-------- Exercise inputs

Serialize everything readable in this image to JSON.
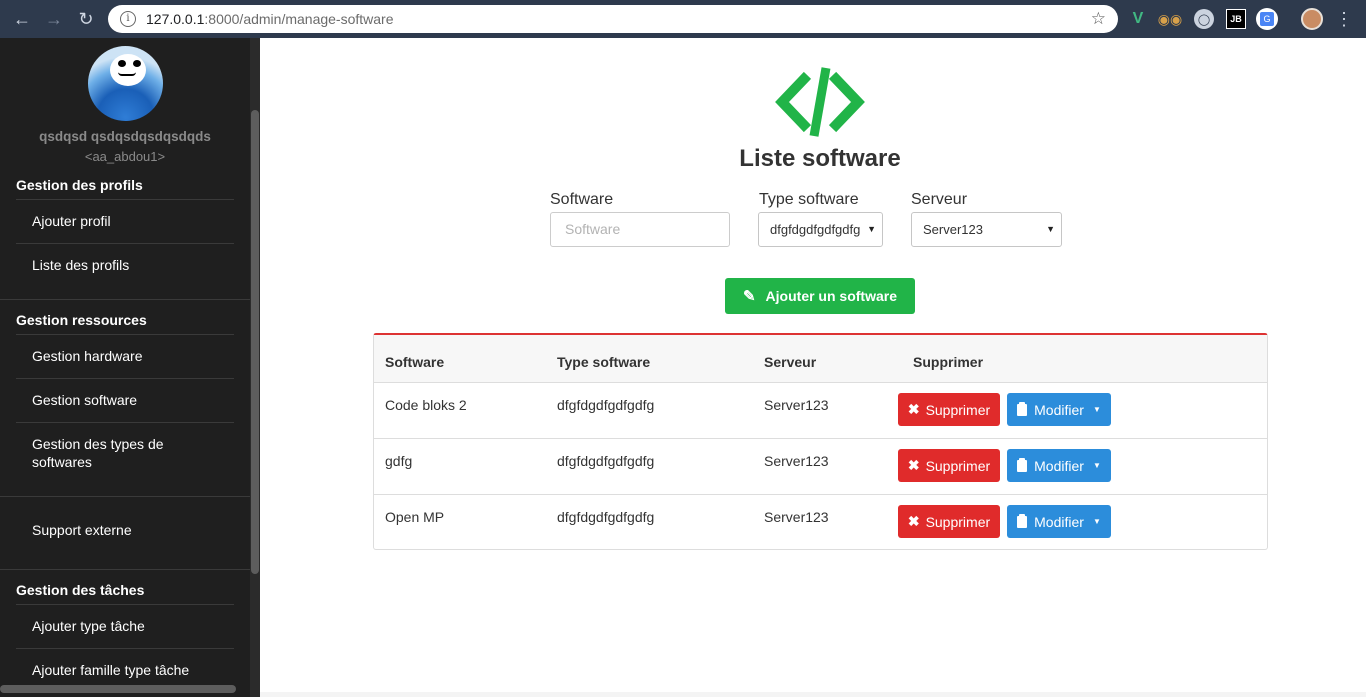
{
  "browser": {
    "url_host": "127.0.0.1",
    "url_path": ":8000/admin/manage-software"
  },
  "sidebar": {
    "user_name": "qsdqsd qsdqsdqsdqsdqds",
    "user_handle": "<aa_abdou1>",
    "sections": [
      {
        "title": "Gestion des profils",
        "items": [
          "Ajouter profil",
          "Liste des profils"
        ]
      },
      {
        "title": "Gestion ressources",
        "items": [
          "Gestion hardware",
          "Gestion software",
          "Gestion des types de softwares"
        ]
      },
      {
        "title": "",
        "items": [
          "Support externe"
        ]
      },
      {
        "title": "Gestion des tâches",
        "items": [
          "Ajouter type tâche",
          "Ajouter famille type tâche"
        ]
      }
    ]
  },
  "main": {
    "title": "Liste software",
    "form": {
      "software_label": "Software",
      "software_placeholder": "Software",
      "type_label": "Type software",
      "type_value": "dfgfdgdfgdfgdfg",
      "server_label": "Serveur",
      "server_value": "Server123"
    },
    "add_button": "Ajouter un software",
    "table": {
      "headers": [
        "Software",
        "Type software",
        "Serveur",
        "Supprimer"
      ],
      "rows": [
        {
          "software": "Code bloks 2",
          "type": "dfgfdgdfgdfgdfg",
          "server": "Server123"
        },
        {
          "software": "gdfg",
          "type": "dfgfdgdfgdfgdfg",
          "server": "Server123"
        },
        {
          "software": "Open MP",
          "type": "dfgfdgdfgdfgdfg",
          "server": "Server123"
        }
      ],
      "delete_label": "Supprimer",
      "modify_label": "Modifier"
    }
  },
  "colors": {
    "brand_green": "#21b448",
    "danger": "#e02b2b",
    "primary": "#2c8ddb",
    "sidebar_bg": "#1f1f1f",
    "chrome_bg": "#2e3a4d"
  }
}
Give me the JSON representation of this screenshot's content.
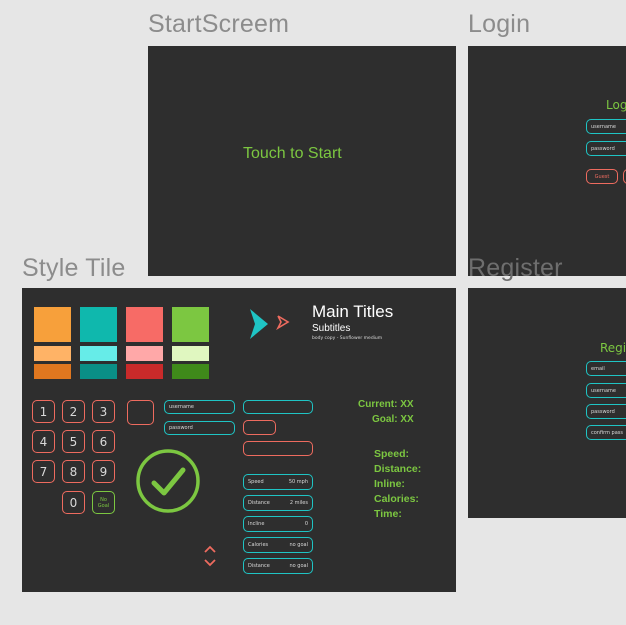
{
  "frames": {
    "start": {
      "label": "StartScreem",
      "touch_text": "Touch to Start"
    },
    "login": {
      "label": "Login",
      "title": "Logi",
      "fields": [
        "username",
        "password"
      ],
      "guest_button": "Guest"
    },
    "register": {
      "label": "Register",
      "title": "Regis",
      "fields": [
        "email",
        "username",
        "password",
        "confirm pass"
      ]
    },
    "style_tile": {
      "label": "Style Tile",
      "main_titles": "Main Titles",
      "subtitles": "Subtitles",
      "body_copy": "body copy - Sunflower medium",
      "keypad": [
        "1",
        "2",
        "3",
        "4",
        "5",
        "6",
        "7",
        "8",
        "9",
        "0"
      ],
      "no_goal": "No\nGoal",
      "inputs": [
        "username",
        "password"
      ],
      "stats": [
        {
          "label": "Speed",
          "value": "50 mph"
        },
        {
          "label": "Distance",
          "value": "2 miles"
        },
        {
          "label": "Incline",
          "value": "0"
        },
        {
          "label": "Calories",
          "value": "no goal"
        },
        {
          "label": "Distance",
          "value": "no goal"
        }
      ],
      "current": "Current: XX",
      "goal": "Goal: XX",
      "metrics": [
        "Speed:",
        "Distance:",
        "Inline:",
        "Calories:",
        "Time:"
      ]
    }
  },
  "colors": {
    "frame_bg": "#2e2e2e",
    "canvas_bg": "#e6e6e6",
    "green": "#7cc741",
    "teal": "#1fc4c4",
    "coral": "#ee6b5f",
    "palette": [
      [
        "#f7a03b",
        "#ffb366",
        "#e0771f"
      ],
      [
        "#0fb8ad",
        "#66ece8",
        "#0a8f86"
      ],
      [
        "#f76b66",
        "#ffa8a8",
        "#c92a2a"
      ],
      [
        "#7cc741",
        "#e0f7c0",
        "#3f8a1a"
      ]
    ]
  },
  "icons": [
    "chevron-right-icon",
    "chevron-small-icon",
    "check-circle-icon",
    "chevron-up-icon",
    "chevron-down-icon"
  ]
}
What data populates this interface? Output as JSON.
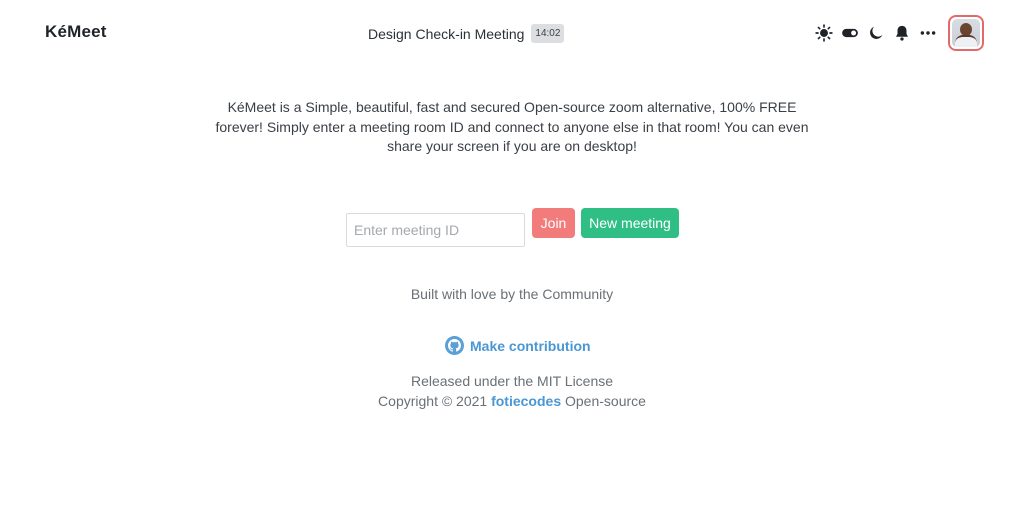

----------------

#### Given problem
Pull every line containing the word "Liste" out of the material and copy it.

#### Written response
          "Liste des profils"
    "title": "Liste software",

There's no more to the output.